Keep the wording of each record exactly the same when you repeat it, and leave out pictures.

***

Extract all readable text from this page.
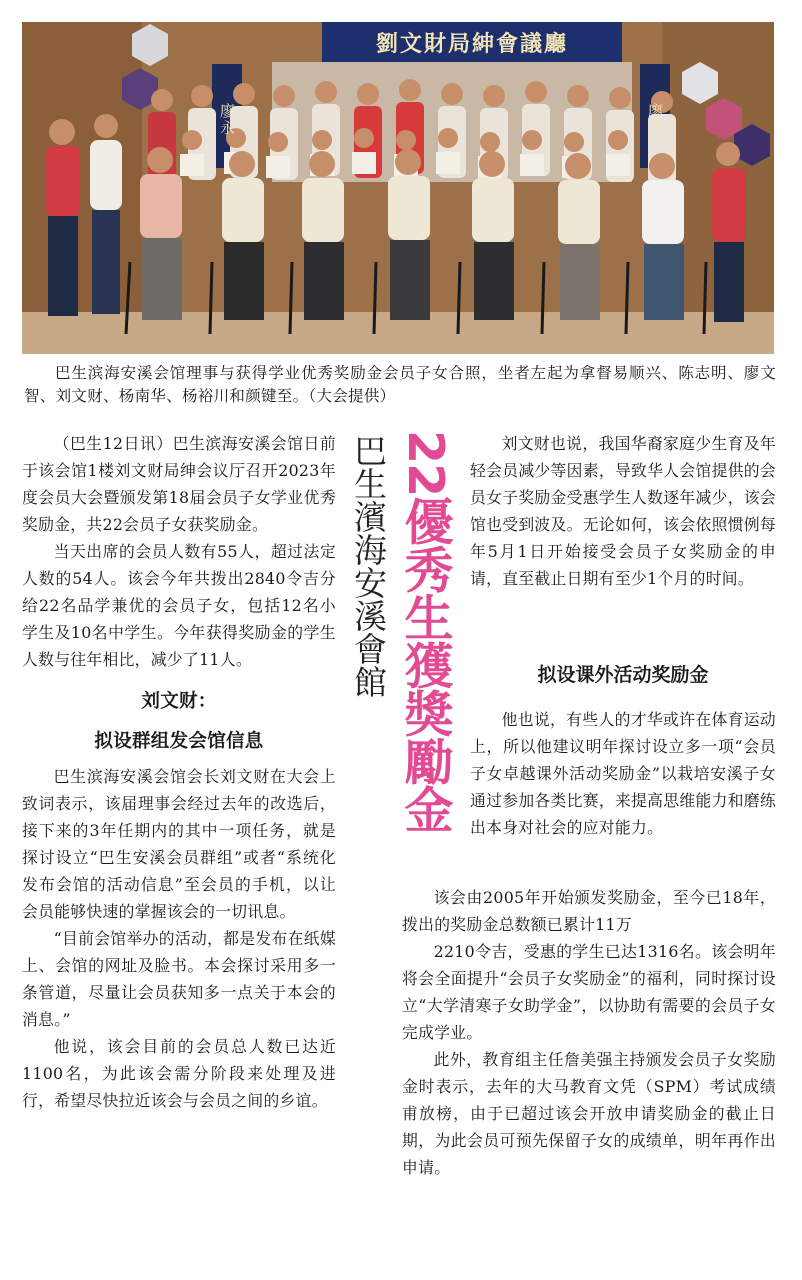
劉文財局紳會議廳
廖永	廖文
巴生滨海安溪会馆理事与获得学业优秀奖励金会员子女合照，坐者左起为拿督易顺兴、陈志明、廖文智、刘文财、杨南华、杨裕川和颜键至。（大会提供）

（巴生12日讯）巴生滨海安溪会馆日前于该会馆1楼刘文财局绅会议厅召开2023年度会员大会暨颁发第18届会员子女学业优秀奖励金，共22会员子女获奖励金。

当天出席的会员人数有55人，超过法定人数的54人。该会今年共拨出2840令吉分给22名品学兼优的会员子女，包括12名小学生及10名中学生。今年获得奖励金的学生人数与往年相比，减少了11人。

刘文财：
拟设群组发会馆信息

巴生滨海安溪会馆会长刘文财在大会上致词表示，该届理事会经过去年的改选后，接下来的3年任期内的其中一项任务，就是探讨设立“巴生安溪会员群组”或者“系统化发布会馆的活动信息”至会员的手机，以让会员能够快速的掌握该会的一切讯息。

“目前会馆举办的活动，都是发布在纸媒上、会馆的网址及脸书。本会探讨采用多一条管道，尽量让会员获知多一点关于本会的消息。”

他说，该会目前的会员总人数已达近1100名，为此该会需分阶段来处理及进行，希望尽快拉近该会与会员之间的乡谊。

巴生濱海安溪會館 22優秀生獲獎勵金	刘文财也说，我国华裔家庭少生育及年轻会员减少等因素，导致华人会馆提供的会员女子奖励金受惠学生人数逐年减少，该会馆也受到波及。无论如何，该会依照惯例每年5月1日开始接受会员子女奖励金的申请，直至截止日期有至少1个月的时间。

拟设课外活动奖励金

他也说，有些人的才华或许在体育运动上，所以他建议明年探讨设立多一项“会员子女卓越课外活动奖励金”以栽培安溪子女通过参加各类比赛，来提高思维能力和磨练出本身对社会的应对能力。

该会由2005年开始颁发奖励金，至今已18年，拨出的奖励金总数额已累计11万

2210令吉，受惠的学生已达1316名。该会明年将会全面提升“会员子女奖励金”的福利，同时探讨设立“大学清寒子女助学金”，以协助有需要的会员子女完成学业。

此外，教育组主任詹美强主持颁发会员子女奖励金时表示，去年的大马教育文凭（SPM）考试成绩甫放榜，由于已超过该会开放申请奖励金的截止日期，为此会员可预先保留子女的成绩单，明年再作出申请。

***

Correct result:
Extract all readable text from this page.
劉文財局紳會議廳
廖永	廖文
巴生滨海安溪会馆理事与获得学业优秀奖励金会员子女合照，坐者左起为拿督易顺兴、陈志明、廖文智、刘文财、杨南华、杨裕川和颜键至。（大会提供）

（巴生12日讯）巴生滨海安溪会馆日前于该会馆1楼刘文财局绅会议厅召开2023年度会员大会暨颁发第18届会员子女学业优秀奖励金，共22会员子女获奖励金。

当天出席的会员人数有55人，超过法定人数的54人。该会今年共拨出2840令吉分给22名品学兼优的会员子女，包括12名小学生及10名中学生。今年获得奖励金的学生人数与往年相比，减少了11人。

刘文财：
拟设群组发会馆信息

巴生滨海安溪会馆会长刘文财在大会上致词表示，该届理事会经过去年的改选后，接下来的3年任期内的其中一项任务，就是探讨设立“巴生安溪会员群组”或者“系统化发布会馆的活动信息”至会员的手机，以让会员能够快速的掌握该会的一切讯息。

“目前会馆举办的活动，都是发布在纸媒上、会馆的网址及脸书。本会探讨采用多一条管道，尽量让会员获知多一点关于本会的消息。”

他说，该会目前的会员总人数已达近1100名，为此该会需分阶段来处理及进行，希望尽快拉近该会与会员之间的乡谊。

巴生濱海安溪會館 22優秀生獲獎勵金	刘文财也说，我国华裔家庭少生育及年轻会员减少等因素，导致华人会馆提供的会员女子奖励金受惠学生人数逐年减少，该会馆也受到波及。无论如何，该会依照惯例每年5月1日开始接受会员子女奖励金的申请，直至截止日期有至少1个月的时间。

拟设课外活动奖励金

他也说，有些人的才华或许在体育运动上，所以他建议明年探讨设立多一项“会员子女卓越课外活动奖励金”以栽培安溪子女通过参加各类比赛，来提高思维能力和磨练出本身对社会的应对能力。

该会由2005年开始颁发奖励金，至今已18年，拨出的奖励金总数额已累计11万

2210令吉，受惠的学生已达1316名。该会明年将会全面提升“会员子女奖励金”的福利，同时探讨设立“大学清寒子女助学金”，以协助有需要的会员子女完成学业。

此外，教育组主任詹美强主持颁发会员子女奖励金时表示，去年的大马教育文凭（SPM）考试成绩甫放榜，由于已超过该会开放申请奖励金的截止日期，为此会员可预先保留子女的成绩单，明年再作出申请。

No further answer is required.